Stated goal: Look through the material below for "Responses". Copy every line that contains it.

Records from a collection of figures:
>>>>>

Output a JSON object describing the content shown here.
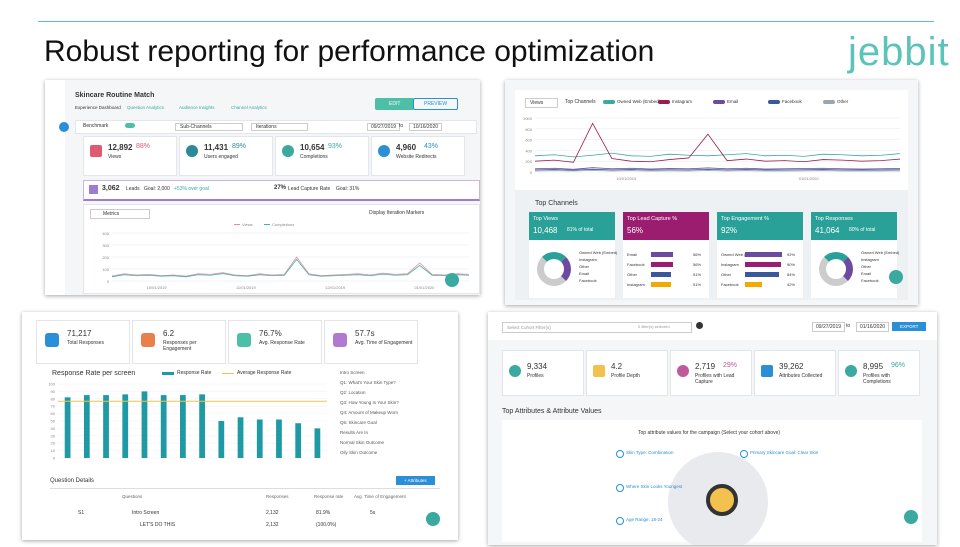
{
  "header": {
    "title": "Robust reporting for performance optimization",
    "logo": "jebbit"
  },
  "experience_dashboard": {
    "title": "Skincare Routine Match",
    "tabs": [
      "Experience Dashboard",
      "Question Analytics",
      "Audience Insights",
      "Channel Analytics"
    ],
    "buttons": [
      "EDIT",
      "PREVIEW"
    ],
    "filters": {
      "benchmark": "Benchmark",
      "channels": "Sub-Channels",
      "iterations": "Iterations",
      "start_date": "09/27/2019",
      "to": "to",
      "end_date": "10/16/2020"
    },
    "kpis": [
      {
        "value": "12,892",
        "percent": "88%",
        "label": "Views"
      },
      {
        "value": "11,431",
        "percent": "89%",
        "label": "Users engaged"
      },
      {
        "value": "10,654",
        "percent": "93%",
        "label": "Completions"
      },
      {
        "value": "4,960",
        "percent": "43%",
        "label": "Website Redirects"
      }
    ],
    "leads": {
      "value": "3,062",
      "label": "Leads",
      "goal": "Goal: 2,000",
      "delta": "+53% over goal",
      "rate": "27%",
      "rate_label": "Lead Capture Rate",
      "rate_goal": "Goal: 31%"
    },
    "metrics_dropdown": "Metrics",
    "markers_toggle": "Display Iteration Markers",
    "chart": {
      "type": "line",
      "x_labels": [
        "10/01/2019",
        "11/01/2019",
        "12/01/2019",
        "01/01/2020"
      ],
      "ylim": [
        0,
        400
      ],
      "yticks": [
        0,
        100,
        200,
        300,
        400
      ],
      "series": [
        {
          "name": "Views",
          "color": "#e88aa0",
          "values": [
            40,
            60,
            50,
            55,
            45,
            50,
            40,
            60,
            55,
            70,
            50,
            45,
            60,
            50,
            55,
            200,
            60,
            45,
            50,
            55,
            60,
            50,
            65,
            55,
            60,
            150,
            55,
            50,
            60,
            55
          ]
        },
        {
          "name": "Completions",
          "color": "#3fb6a8",
          "values": [
            35,
            52,
            44,
            48,
            40,
            44,
            35,
            52,
            48,
            62,
            44,
            40,
            52,
            44,
            48,
            180,
            52,
            40,
            44,
            48,
            52,
            44,
            57,
            48,
            52,
            130,
            48,
            44,
            52,
            48
          ]
        }
      ]
    }
  },
  "channel_analytics": {
    "metric_dropdown": "Views",
    "top_channels_label": "Top Channels",
    "chart": {
      "type": "line",
      "x_labels": [
        "10/01/2019",
        "01/01/2020"
      ],
      "ylim": [
        0,
        1000
      ],
      "yticks": [
        0,
        200,
        400,
        600,
        800,
        1000
      ],
      "series": [
        {
          "name": "Owned Web (Embed)",
          "color": "#3aa99f",
          "values": [
            300,
            320,
            280,
            310,
            350,
            300,
            290,
            330,
            310,
            300,
            320,
            340,
            300,
            310,
            290,
            330,
            320,
            300,
            310,
            340
          ]
        },
        {
          "name": "Instagram",
          "color": "#9b1d50",
          "values": [
            200,
            220,
            180,
            900,
            250,
            200,
            190,
            230,
            260,
            700,
            210,
            240,
            200,
            210,
            190,
            230,
            220,
            200,
            210,
            240
          ]
        },
        {
          "name": "Email",
          "color": "#6c4a9e",
          "values": [
            60,
            70,
            50,
            80,
            60,
            70,
            55,
            65,
            60,
            75,
            60,
            70,
            55,
            60,
            65,
            70,
            60,
            55,
            60,
            65
          ]
        },
        {
          "name": "Facebook",
          "color": "#3b5998",
          "values": [
            40,
            45,
            35,
            50,
            40,
            45,
            38,
            42,
            40,
            48,
            40,
            45,
            38,
            40,
            42,
            45,
            40,
            38,
            40,
            42
          ]
        },
        {
          "name": "Other",
          "color": "#9aa5ad",
          "values": [
            20,
            25,
            18,
            30,
            20,
            25,
            18,
            22,
            20,
            28,
            20,
            25,
            18,
            20,
            22,
            25,
            20,
            18,
            20,
            22
          ]
        }
      ]
    },
    "section_title": "Top Channels",
    "cards": [
      {
        "title": "Top Views",
        "value": "10,468",
        "share": "81% of total",
        "legend": [
          "Owned Web (Embed)",
          "Instagram",
          "Other",
          "Email",
          "Facebook"
        ]
      },
      {
        "title": "Top Lead Capture %",
        "value": "56%",
        "bars": {
          "categories": [
            "Email",
            "Facebook",
            "Other",
            "Instagram"
          ],
          "values": [
            56,
            56,
            51,
            51
          ],
          "value_labels": [
            "56%",
            "56%",
            "51%",
            "51%"
          ]
        }
      },
      {
        "title": "Top Engagement %",
        "value": "92%",
        "bars": {
          "categories": [
            "Owned Web (Embed)",
            "Instagram",
            "Other",
            "Facebook"
          ],
          "values": [
            92,
            90,
            84,
            42
          ],
          "value_labels": [
            "92%",
            "90%",
            "84%",
            "42%"
          ]
        }
      },
      {
        "title": "Top Responses",
        "value": "41,064",
        "share": "80% of total",
        "legend": [
          "Owned Web (Embed)",
          "Instagram",
          "Other",
          "Email",
          "Facebook"
        ]
      }
    ]
  },
  "response_analytics": {
    "kpis": [
      {
        "value": "71,217",
        "label": "Total Responses"
      },
      {
        "value": "6.2",
        "label": "Responses per Engagement"
      },
      {
        "value": "76.7%",
        "label": "Avg. Response Rate"
      },
      {
        "value": "57.7s",
        "label": "Avg. Time of Engagement"
      }
    ],
    "chart": {
      "type": "bar",
      "title": "Response Rate per screen",
      "categories": [
        null,
        null,
        null,
        null,
        null,
        null,
        null,
        null,
        null,
        null,
        null,
        null,
        null,
        null
      ],
      "series": [
        {
          "name": "Response Rate",
          "color": "#1f9aa5",
          "values": [
            82,
            85,
            85,
            86,
            90,
            85,
            85,
            86,
            50,
            55,
            52,
            52,
            47,
            40
          ]
        }
      ],
      "average": {
        "name": "Average Response Rate",
        "color": "#f2c14e",
        "value": 76.7
      },
      "ylim": [
        0,
        100
      ],
      "yticks": [
        0,
        10,
        20,
        30,
        40,
        50,
        60,
        70,
        80,
        90,
        100
      ]
    },
    "screens": [
      "Intro Screen",
      "Q1: What's Your Skin Type?",
      "Q2: Location",
      "Q3: How Young Is Your Skin?",
      "Q4: Amount of Makeup Worn",
      "Q5: Skincare Goal",
      "Results Are In",
      "Normal Skin Outcome",
      "Oily Skin Outcome"
    ],
    "table": {
      "title": "Question Details",
      "button": "+ Attributes",
      "headers": [
        "Questions",
        "Responses",
        "Response rate",
        "Avg. Time of Engagement"
      ],
      "rows": [
        [
          "S1",
          "Intro Screen",
          "2,132",
          "81.9%",
          "5s"
        ],
        [
          "",
          "LET'S DO THIS",
          "2,132",
          "(100.0%)",
          ""
        ]
      ]
    }
  },
  "audience": {
    "cohort_filter": "Select Cohort Filter(s)",
    "filters_selected": "0 filter(s) selected",
    "start_date": "09/27/2019",
    "to": "to",
    "end_date": "01/16/2020",
    "export": "EXPORT",
    "kpis": [
      {
        "value": "9,334",
        "percent": "",
        "label": "Profiles"
      },
      {
        "value": "4.2",
        "percent": "",
        "label": "Profile Depth"
      },
      {
        "value": "2,719",
        "percent": "29%",
        "label": "Profiles with Lead Capture"
      },
      {
        "value": "39,262",
        "percent": "",
        "label": "Attributes Collected"
      },
      {
        "value": "8,995",
        "percent": "96%",
        "label": "Profiles with Completions"
      }
    ],
    "section_title": "Top Attributes & Attribute Values",
    "subtitle": "Top attribute values for the campaign (Select your cohort above)",
    "attributes": [
      "Skin Type: Combination",
      "Primary Skincare Goal: Clear Skin",
      "Where Skin Looks Youngest",
      "Age Range: 18-24"
    ]
  }
}
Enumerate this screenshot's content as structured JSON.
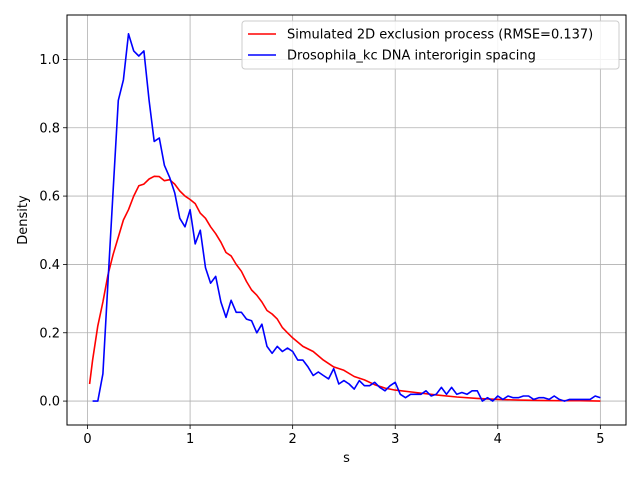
{
  "chart_data": {
    "type": "line",
    "title": "",
    "xlabel": "s",
    "ylabel": "Density",
    "xlim": [
      -0.2,
      5.25
    ],
    "ylim": [
      -0.07,
      1.13
    ],
    "xticks": [
      0,
      1,
      2,
      3,
      4,
      5
    ],
    "yticks": [
      0.0,
      0.2,
      0.4,
      0.6,
      0.8,
      1.0
    ],
    "xtick_labels": [
      "0",
      "1",
      "2",
      "3",
      "4",
      "5"
    ],
    "ytick_labels": [
      "0.0",
      "0.2",
      "0.4",
      "0.6",
      "0.8",
      "1.0"
    ],
    "grid": true,
    "legend_position": "top-right",
    "series": [
      {
        "name": "Simulated 2D exclusion process (RMSE=0.137)",
        "color": "#ff0000",
        "x": [
          0.02,
          0.05,
          0.1,
          0.15,
          0.2,
          0.25,
          0.3,
          0.35,
          0.4,
          0.45,
          0.5,
          0.55,
          0.6,
          0.65,
          0.7,
          0.75,
          0.8,
          0.85,
          0.9,
          0.95,
          1.0,
          1.05,
          1.1,
          1.15,
          1.2,
          1.25,
          1.3,
          1.35,
          1.4,
          1.45,
          1.5,
          1.55,
          1.6,
          1.65,
          1.7,
          1.75,
          1.8,
          1.85,
          1.9,
          1.95,
          2.0,
          2.1,
          2.2,
          2.3,
          2.4,
          2.5,
          2.6,
          2.7,
          2.8,
          2.9,
          3.0,
          3.2,
          3.4,
          3.6,
          3.8,
          4.0,
          4.2,
          4.4,
          4.6,
          4.8,
          5.0
        ],
        "y": [
          0.05,
          0.12,
          0.22,
          0.29,
          0.37,
          0.43,
          0.48,
          0.53,
          0.56,
          0.6,
          0.63,
          0.635,
          0.65,
          0.658,
          0.657,
          0.645,
          0.648,
          0.635,
          0.615,
          0.6,
          0.59,
          0.578,
          0.55,
          0.535,
          0.51,
          0.49,
          0.465,
          0.435,
          0.425,
          0.4,
          0.38,
          0.35,
          0.325,
          0.31,
          0.29,
          0.265,
          0.255,
          0.24,
          0.215,
          0.2,
          0.185,
          0.16,
          0.145,
          0.12,
          0.1,
          0.09,
          0.072,
          0.062,
          0.048,
          0.038,
          0.032,
          0.025,
          0.018,
          0.012,
          0.008,
          0.005,
          0.003,
          0.002,
          0.001,
          0.001,
          0.0
        ]
      },
      {
        "name": "Drosophila_kc DNA interorigin spacing",
        "color": "#0000ff",
        "x": [
          0.05,
          0.1,
          0.15,
          0.2,
          0.25,
          0.3,
          0.35,
          0.4,
          0.45,
          0.5,
          0.55,
          0.6,
          0.65,
          0.7,
          0.75,
          0.8,
          0.85,
          0.9,
          0.95,
          1.0,
          1.05,
          1.1,
          1.15,
          1.2,
          1.25,
          1.3,
          1.35,
          1.4,
          1.45,
          1.5,
          1.55,
          1.6,
          1.65,
          1.7,
          1.75,
          1.8,
          1.85,
          1.9,
          1.95,
          2.0,
          2.05,
          2.1,
          2.15,
          2.2,
          2.25,
          2.3,
          2.35,
          2.4,
          2.45,
          2.5,
          2.55,
          2.6,
          2.65,
          2.7,
          2.75,
          2.8,
          2.85,
          2.9,
          2.95,
          3.0,
          3.05,
          3.1,
          3.15,
          3.2,
          3.25,
          3.3,
          3.35,
          3.4,
          3.45,
          3.5,
          3.55,
          3.6,
          3.65,
          3.7,
          3.75,
          3.8,
          3.85,
          3.9,
          3.95,
          4.0,
          4.05,
          4.1,
          4.15,
          4.2,
          4.25,
          4.3,
          4.35,
          4.4,
          4.45,
          4.5,
          4.55,
          4.6,
          4.65,
          4.7,
          4.75,
          4.8,
          4.85,
          4.9,
          4.95,
          5.0
        ],
        "y": [
          0.0,
          0.0,
          0.08,
          0.35,
          0.62,
          0.88,
          0.94,
          1.075,
          1.025,
          1.01,
          1.025,
          0.88,
          0.76,
          0.77,
          0.69,
          0.655,
          0.61,
          0.535,
          0.51,
          0.56,
          0.46,
          0.5,
          0.39,
          0.345,
          0.365,
          0.29,
          0.245,
          0.295,
          0.26,
          0.26,
          0.24,
          0.235,
          0.2,
          0.225,
          0.16,
          0.14,
          0.16,
          0.145,
          0.155,
          0.145,
          0.12,
          0.12,
          0.1,
          0.075,
          0.085,
          0.075,
          0.065,
          0.095,
          0.05,
          0.06,
          0.05,
          0.035,
          0.06,
          0.045,
          0.045,
          0.055,
          0.04,
          0.03,
          0.045,
          0.055,
          0.02,
          0.01,
          0.02,
          0.02,
          0.02,
          0.03,
          0.015,
          0.02,
          0.04,
          0.02,
          0.04,
          0.02,
          0.025,
          0.02,
          0.03,
          0.03,
          0.0,
          0.01,
          0.0,
          0.015,
          0.005,
          0.015,
          0.01,
          0.01,
          0.015,
          0.015,
          0.005,
          0.01,
          0.01,
          0.005,
          0.015,
          0.005,
          0.0,
          0.005,
          0.005,
          0.005,
          0.005,
          0.005,
          0.015,
          0.01
        ]
      }
    ]
  }
}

<<<<<

The output:
        "title": "Top Responses",
        "label": "Total Responses"
        "label": "Responses per Engagement"
        "Responses",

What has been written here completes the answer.